§ **DATA**
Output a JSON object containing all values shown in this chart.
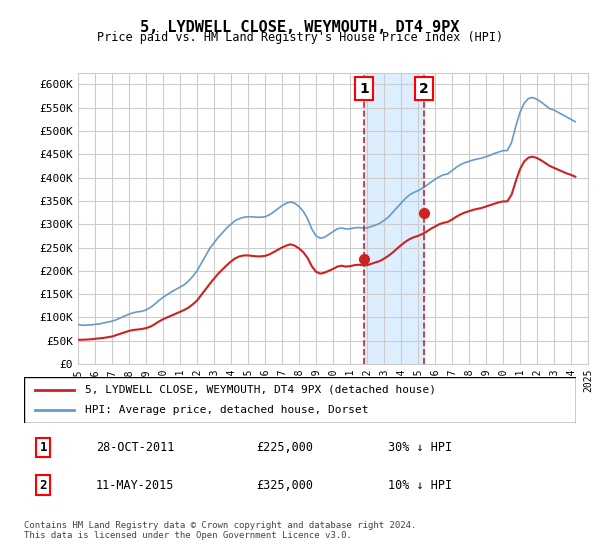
{
  "title": "5, LYDWELL CLOSE, WEYMOUTH, DT4 9PX",
  "subtitle": "Price paid vs. HM Land Registry's House Price Index (HPI)",
  "xlabel": "",
  "ylabel": "",
  "ylim": [
    0,
    625000
  ],
  "yticks": [
    0,
    50000,
    100000,
    150000,
    200000,
    250000,
    300000,
    350000,
    400000,
    450000,
    500000,
    550000,
    600000
  ],
  "ytick_labels": [
    "£0",
    "£50K",
    "£100K",
    "£150K",
    "£200K",
    "£250K",
    "£300K",
    "£350K",
    "£400K",
    "£450K",
    "£500K",
    "£550K",
    "£600K"
  ],
  "hpi_color": "#6699cc",
  "price_color": "#cc2222",
  "background_color": "#ffffff",
  "grid_color": "#cccccc",
  "shade_color": "#ddeeff",
  "marker1_date_num": 2011.83,
  "marker2_date_num": 2015.36,
  "marker1_label": "1",
  "marker2_label": "2",
  "marker1_price": 225000,
  "marker2_price": 325000,
  "legend_label_price": "5, LYDWELL CLOSE, WEYMOUTH, DT4 9PX (detached house)",
  "legend_label_hpi": "HPI: Average price, detached house, Dorset",
  "table_row1": [
    "1",
    "28-OCT-2011",
    "£225,000",
    "30% ↓ HPI"
  ],
  "table_row2": [
    "2",
    "11-MAY-2015",
    "£325,000",
    "10% ↓ HPI"
  ],
  "footer": "Contains HM Land Registry data © Crown copyright and database right 2024.\nThis data is licensed under the Open Government Licence v3.0.",
  "hpi_data": {
    "years": [
      1995.0,
      1995.25,
      1995.5,
      1995.75,
      1996.0,
      1996.25,
      1996.5,
      1996.75,
      1997.0,
      1997.25,
      1997.5,
      1997.75,
      1998.0,
      1998.25,
      1998.5,
      1998.75,
      1999.0,
      1999.25,
      1999.5,
      1999.75,
      2000.0,
      2000.25,
      2000.5,
      2000.75,
      2001.0,
      2001.25,
      2001.5,
      2001.75,
      2002.0,
      2002.25,
      2002.5,
      2002.75,
      2003.0,
      2003.25,
      2003.5,
      2003.75,
      2004.0,
      2004.25,
      2004.5,
      2004.75,
      2005.0,
      2005.25,
      2005.5,
      2005.75,
      2006.0,
      2006.25,
      2006.5,
      2006.75,
      2007.0,
      2007.25,
      2007.5,
      2007.75,
      2008.0,
      2008.25,
      2008.5,
      2008.75,
      2009.0,
      2009.25,
      2009.5,
      2009.75,
      2010.0,
      2010.25,
      2010.5,
      2010.75,
      2011.0,
      2011.25,
      2011.5,
      2011.75,
      2012.0,
      2012.25,
      2012.5,
      2012.75,
      2013.0,
      2013.25,
      2013.5,
      2013.75,
      2014.0,
      2014.25,
      2014.5,
      2014.75,
      2015.0,
      2015.25,
      2015.5,
      2015.75,
      2016.0,
      2016.25,
      2016.5,
      2016.75,
      2017.0,
      2017.25,
      2017.5,
      2017.75,
      2018.0,
      2018.25,
      2018.5,
      2018.75,
      2019.0,
      2019.25,
      2019.5,
      2019.75,
      2020.0,
      2020.25,
      2020.5,
      2020.75,
      2021.0,
      2021.25,
      2021.5,
      2021.75,
      2022.0,
      2022.25,
      2022.5,
      2022.75,
      2023.0,
      2023.25,
      2023.5,
      2023.75,
      2024.0,
      2024.25
    ],
    "values": [
      85000,
      83000,
      83500,
      84000,
      85000,
      86000,
      88000,
      90000,
      92000,
      95000,
      99000,
      103000,
      107000,
      110000,
      112000,
      113000,
      116000,
      121000,
      128000,
      136000,
      143000,
      149000,
      155000,
      160000,
      165000,
      170000,
      178000,
      188000,
      200000,
      216000,
      232000,
      248000,
      260000,
      272000,
      282000,
      292000,
      300000,
      308000,
      312000,
      315000,
      316000,
      316000,
      315000,
      315000,
      316000,
      320000,
      326000,
      333000,
      340000,
      345000,
      348000,
      345000,
      338000,
      328000,
      312000,
      290000,
      275000,
      270000,
      272000,
      278000,
      284000,
      290000,
      292000,
      290000,
      290000,
      292000,
      293000,
      292000,
      292000,
      295000,
      298000,
      302000,
      308000,
      315000,
      325000,
      335000,
      345000,
      355000,
      363000,
      368000,
      372000,
      377000,
      383000,
      390000,
      396000,
      402000,
      406000,
      408000,
      415000,
      422000,
      428000,
      432000,
      435000,
      438000,
      440000,
      442000,
      445000,
      448000,
      452000,
      455000,
      458000,
      458000,
      475000,
      510000,
      540000,
      560000,
      570000,
      572000,
      568000,
      562000,
      555000,
      548000,
      545000,
      540000,
      535000,
      530000,
      525000,
      520000
    ]
  },
  "price_data": {
    "years": [
      1995.0,
      1995.25,
      1995.5,
      1995.75,
      1996.0,
      1996.25,
      1996.5,
      1996.75,
      1997.0,
      1997.25,
      1997.5,
      1997.75,
      1998.0,
      1998.25,
      1998.5,
      1998.75,
      1999.0,
      1999.25,
      1999.5,
      1999.75,
      2000.0,
      2000.25,
      2000.5,
      2000.75,
      2001.0,
      2001.25,
      2001.5,
      2001.75,
      2002.0,
      2002.25,
      2002.5,
      2002.75,
      2003.0,
      2003.25,
      2003.5,
      2003.75,
      2004.0,
      2004.25,
      2004.5,
      2004.75,
      2005.0,
      2005.25,
      2005.5,
      2005.75,
      2006.0,
      2006.25,
      2006.5,
      2006.75,
      2007.0,
      2007.25,
      2007.5,
      2007.75,
      2008.0,
      2008.25,
      2008.5,
      2008.75,
      2009.0,
      2009.25,
      2009.5,
      2009.75,
      2010.0,
      2010.25,
      2010.5,
      2010.75,
      2011.0,
      2011.25,
      2011.5,
      2011.75,
      2012.0,
      2012.25,
      2012.5,
      2012.75,
      2013.0,
      2013.25,
      2013.5,
      2013.75,
      2014.0,
      2014.25,
      2014.5,
      2014.75,
      2015.0,
      2015.25,
      2015.5,
      2015.75,
      2016.0,
      2016.25,
      2016.5,
      2016.75,
      2017.0,
      2017.25,
      2017.5,
      2017.75,
      2018.0,
      2018.25,
      2018.5,
      2018.75,
      2019.0,
      2019.25,
      2019.5,
      2019.75,
      2020.0,
      2020.25,
      2020.5,
      2020.75,
      2021.0,
      2021.25,
      2021.5,
      2021.75,
      2022.0,
      2022.25,
      2022.5,
      2022.75,
      2023.0,
      2023.25,
      2023.5,
      2023.75,
      2024.0,
      2024.25
    ],
    "values": [
      52000,
      52000,
      52500,
      53000,
      54000,
      55000,
      56000,
      57500,
      59000,
      62000,
      65000,
      68000,
      71000,
      73000,
      74000,
      75000,
      77000,
      80000,
      85000,
      91000,
      96000,
      100000,
      104000,
      108000,
      112000,
      116000,
      121000,
      128000,
      136000,
      148000,
      160000,
      172000,
      183000,
      194000,
      203000,
      212000,
      220000,
      227000,
      231000,
      233000,
      233000,
      232000,
      231000,
      231000,
      232000,
      235000,
      240000,
      245000,
      250000,
      254000,
      257000,
      254000,
      248000,
      240000,
      228000,
      210000,
      198000,
      194000,
      196000,
      200000,
      204000,
      209000,
      211000,
      209000,
      210000,
      212000,
      213000,
      212000,
      212000,
      215000,
      218000,
      221000,
      226000,
      232000,
      239000,
      247000,
      255000,
      262000,
      268000,
      272000,
      275000,
      279000,
      284000,
      290000,
      295000,
      300000,
      303000,
      305000,
      310000,
      316000,
      321000,
      325000,
      328000,
      331000,
      333000,
      335000,
      338000,
      341000,
      344000,
      347000,
      349000,
      349000,
      363000,
      392000,
      418000,
      435000,
      443000,
      445000,
      442000,
      437000,
      431000,
      425000,
      421000,
      417000,
      413000,
      409000,
      406000,
      402000
    ]
  }
}
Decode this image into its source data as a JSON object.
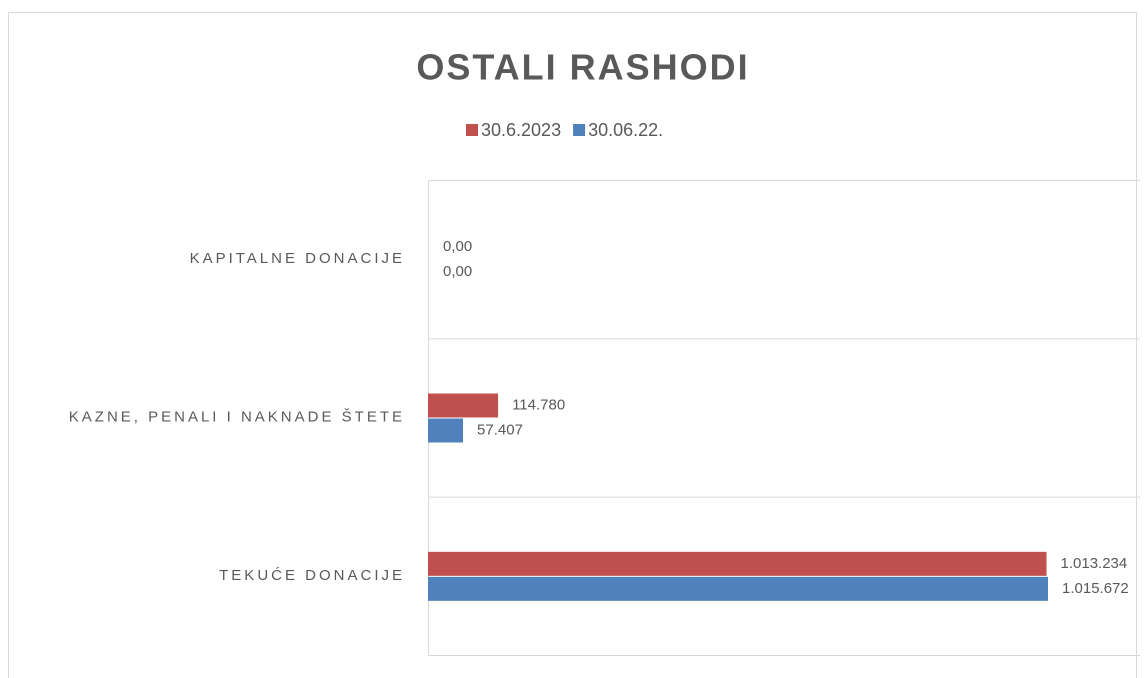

§ **PROBLEM REQUIREMENTS**
How many lines of the data contain the word "Land"? Answer with the number alone.

§ **SOLVED EXERCISE**
2